**DATASET RECORDS**
%%

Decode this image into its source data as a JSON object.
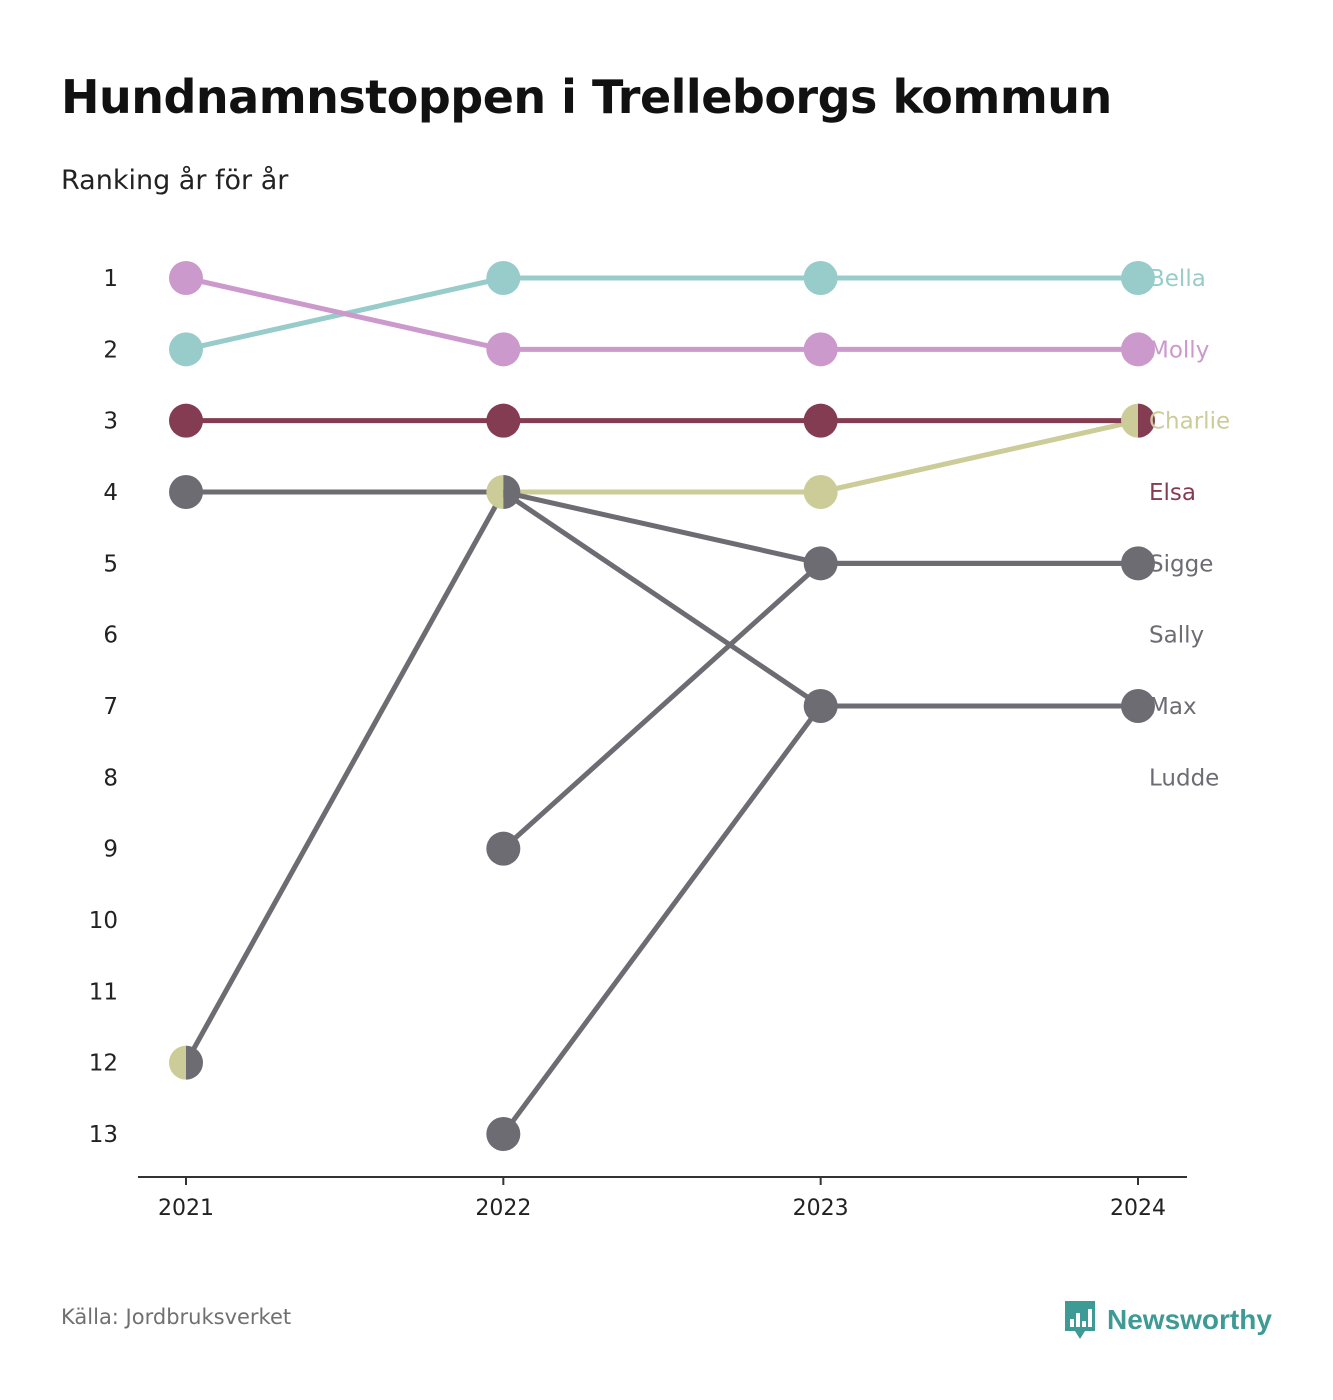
{
  "title": "Hundnamnstoppen i Trelleborgs kommun",
  "subtitle": "Ranking år för år",
  "source": "Källa: Jordbruksverket",
  "brand": {
    "name": "Newsworthy",
    "icon": "newsworthy-logo-icon",
    "color": "#3e9a94"
  },
  "chart_data": {
    "type": "line",
    "chart_kind": "bump",
    "x": [
      "2021",
      "2022",
      "2023",
      "2024"
    ],
    "y_reversed": true,
    "y_ticks": [
      "1",
      "2",
      "3",
      "4",
      "5",
      "6",
      "7",
      "8",
      "9",
      "10",
      "11",
      "12",
      "13"
    ],
    "ylim": [
      1,
      13
    ],
    "grid": false,
    "legend": "direct labels at right",
    "series": [
      {
        "name": "Bella",
        "color": "#97ccca",
        "values": [
          2,
          1,
          1,
          1
        ]
      },
      {
        "name": "Molly",
        "color": "#cc99cc",
        "values": [
          1,
          2,
          2,
          2
        ]
      },
      {
        "name": "Charlie",
        "color": "#cccc99",
        "values": [
          12,
          4,
          4,
          3
        ]
      },
      {
        "name": "Elsa",
        "color": "#843c52",
        "values": [
          3,
          3,
          3,
          3
        ]
      },
      {
        "name": "Sigge",
        "color": "#6d6c73",
        "values": [
          null,
          9,
          5,
          5
        ]
      },
      {
        "name": "Sally",
        "color": "#6d6c73",
        "values": [
          12,
          4,
          7,
          7
        ]
      },
      {
        "name": "Max",
        "color": "#6d6c73",
        "values": [
          null,
          13,
          7,
          7
        ]
      },
      {
        "name": "Ludde",
        "color": "#6d6c73",
        "values": [
          4,
          4,
          5,
          5
        ]
      }
    ]
  }
}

%%

Copy out every line of the material above exactly, skipping the pictures.

**ANSWER**
Decode this image into its source data as a JSON object.
{
  "title": "Hundnamnstoppen i Trelleborgs kommun",
  "subtitle": "Ranking år för år",
  "source": "Källa: Jordbruksverket",
  "brand": {
    "name": "Newsworthy",
    "icon": "newsworthy-logo-icon",
    "color": "#3e9a94"
  },
  "chart_data": {
    "type": "line",
    "chart_kind": "bump",
    "x": [
      "2021",
      "2022",
      "2023",
      "2024"
    ],
    "y_reversed": true,
    "y_ticks": [
      "1",
      "2",
      "3",
      "4",
      "5",
      "6",
      "7",
      "8",
      "9",
      "10",
      "11",
      "12",
      "13"
    ],
    "ylim": [
      1,
      13
    ],
    "grid": false,
    "legend": "direct labels at right",
    "series": [
      {
        "name": "Bella",
        "color": "#97ccca",
        "values": [
          2,
          1,
          1,
          1
        ]
      },
      {
        "name": "Molly",
        "color": "#cc99cc",
        "values": [
          1,
          2,
          2,
          2
        ]
      },
      {
        "name": "Charlie",
        "color": "#cccc99",
        "values": [
          12,
          4,
          4,
          3
        ]
      },
      {
        "name": "Elsa",
        "color": "#843c52",
        "values": [
          3,
          3,
          3,
          3
        ]
      },
      {
        "name": "Sigge",
        "color": "#6d6c73",
        "values": [
          null,
          9,
          5,
          5
        ]
      },
      {
        "name": "Sally",
        "color": "#6d6c73",
        "values": [
          12,
          4,
          7,
          7
        ]
      },
      {
        "name": "Max",
        "color": "#6d6c73",
        "values": [
          null,
          13,
          7,
          7
        ]
      },
      {
        "name": "Ludde",
        "color": "#6d6c73",
        "values": [
          4,
          4,
          5,
          5
        ]
      }
    ]
  }
}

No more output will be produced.